■ Stated problem
Identify every line containing the word "John" and reproduce each one.
=====
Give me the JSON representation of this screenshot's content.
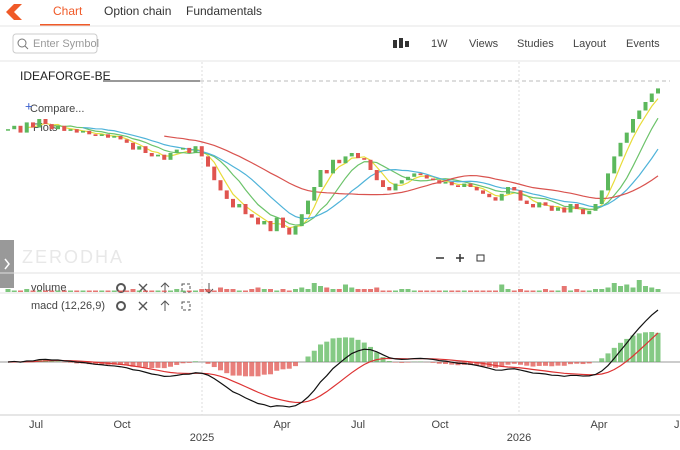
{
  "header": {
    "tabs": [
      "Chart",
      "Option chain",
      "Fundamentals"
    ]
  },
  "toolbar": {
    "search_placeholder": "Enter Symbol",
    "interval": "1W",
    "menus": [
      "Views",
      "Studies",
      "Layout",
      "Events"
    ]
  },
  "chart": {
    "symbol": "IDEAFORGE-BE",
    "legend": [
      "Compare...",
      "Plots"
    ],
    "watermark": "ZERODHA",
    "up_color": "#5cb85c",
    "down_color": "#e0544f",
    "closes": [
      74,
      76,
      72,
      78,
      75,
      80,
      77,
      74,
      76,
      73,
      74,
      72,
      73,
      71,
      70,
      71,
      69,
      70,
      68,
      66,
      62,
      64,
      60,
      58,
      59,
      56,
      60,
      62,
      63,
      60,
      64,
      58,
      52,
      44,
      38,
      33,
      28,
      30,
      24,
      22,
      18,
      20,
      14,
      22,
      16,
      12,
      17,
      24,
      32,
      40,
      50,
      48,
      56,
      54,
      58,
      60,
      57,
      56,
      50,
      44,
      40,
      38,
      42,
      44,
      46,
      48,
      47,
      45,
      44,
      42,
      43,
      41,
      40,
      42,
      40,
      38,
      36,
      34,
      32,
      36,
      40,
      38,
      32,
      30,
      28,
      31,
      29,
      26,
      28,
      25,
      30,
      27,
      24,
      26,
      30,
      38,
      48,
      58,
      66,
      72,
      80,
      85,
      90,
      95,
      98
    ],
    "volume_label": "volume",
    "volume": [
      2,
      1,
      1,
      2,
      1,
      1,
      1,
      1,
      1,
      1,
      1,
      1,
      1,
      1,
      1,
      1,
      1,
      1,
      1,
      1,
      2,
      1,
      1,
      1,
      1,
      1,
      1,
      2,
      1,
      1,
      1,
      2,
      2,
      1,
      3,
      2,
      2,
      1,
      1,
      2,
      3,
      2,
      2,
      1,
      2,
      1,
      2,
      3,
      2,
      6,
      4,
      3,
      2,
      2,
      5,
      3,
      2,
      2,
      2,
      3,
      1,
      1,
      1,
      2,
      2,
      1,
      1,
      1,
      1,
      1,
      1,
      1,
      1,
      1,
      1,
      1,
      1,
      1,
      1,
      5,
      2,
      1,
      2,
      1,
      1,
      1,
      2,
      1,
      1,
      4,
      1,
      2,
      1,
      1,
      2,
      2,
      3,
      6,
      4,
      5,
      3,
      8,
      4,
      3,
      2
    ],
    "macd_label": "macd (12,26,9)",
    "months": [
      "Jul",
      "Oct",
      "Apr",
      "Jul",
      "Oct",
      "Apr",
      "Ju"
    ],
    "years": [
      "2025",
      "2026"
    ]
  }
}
=====
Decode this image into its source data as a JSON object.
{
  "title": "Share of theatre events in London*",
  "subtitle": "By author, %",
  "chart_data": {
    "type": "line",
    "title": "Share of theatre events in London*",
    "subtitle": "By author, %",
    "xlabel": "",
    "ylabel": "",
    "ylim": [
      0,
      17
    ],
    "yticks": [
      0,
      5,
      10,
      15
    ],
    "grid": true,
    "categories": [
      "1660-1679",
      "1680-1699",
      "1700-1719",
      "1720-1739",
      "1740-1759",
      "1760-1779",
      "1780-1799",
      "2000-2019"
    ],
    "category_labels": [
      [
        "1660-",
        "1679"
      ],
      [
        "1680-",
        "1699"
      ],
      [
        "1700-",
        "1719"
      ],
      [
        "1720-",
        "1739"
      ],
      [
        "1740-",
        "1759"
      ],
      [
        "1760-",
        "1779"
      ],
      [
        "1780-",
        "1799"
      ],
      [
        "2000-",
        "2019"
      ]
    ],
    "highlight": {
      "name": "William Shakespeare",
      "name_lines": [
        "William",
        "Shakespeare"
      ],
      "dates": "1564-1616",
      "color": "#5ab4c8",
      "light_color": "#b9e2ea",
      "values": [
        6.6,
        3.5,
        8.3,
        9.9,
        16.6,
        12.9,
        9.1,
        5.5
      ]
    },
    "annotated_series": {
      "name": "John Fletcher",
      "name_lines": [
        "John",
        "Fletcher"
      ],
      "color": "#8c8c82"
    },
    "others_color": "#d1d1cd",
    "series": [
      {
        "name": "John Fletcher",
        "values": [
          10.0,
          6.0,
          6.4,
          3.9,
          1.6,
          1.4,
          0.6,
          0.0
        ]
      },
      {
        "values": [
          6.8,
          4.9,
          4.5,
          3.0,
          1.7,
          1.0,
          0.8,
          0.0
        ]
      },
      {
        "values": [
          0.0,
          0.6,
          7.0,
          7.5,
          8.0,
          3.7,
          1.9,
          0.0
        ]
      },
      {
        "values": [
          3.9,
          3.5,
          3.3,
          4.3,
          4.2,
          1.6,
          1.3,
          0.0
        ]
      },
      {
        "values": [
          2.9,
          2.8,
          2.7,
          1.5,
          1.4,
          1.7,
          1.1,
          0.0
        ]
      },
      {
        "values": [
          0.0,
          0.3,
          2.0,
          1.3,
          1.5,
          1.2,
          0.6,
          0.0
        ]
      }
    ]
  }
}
=====
■ Final result
      "name": "John Fletcher",
        "John",
        "name": "John Fletcher",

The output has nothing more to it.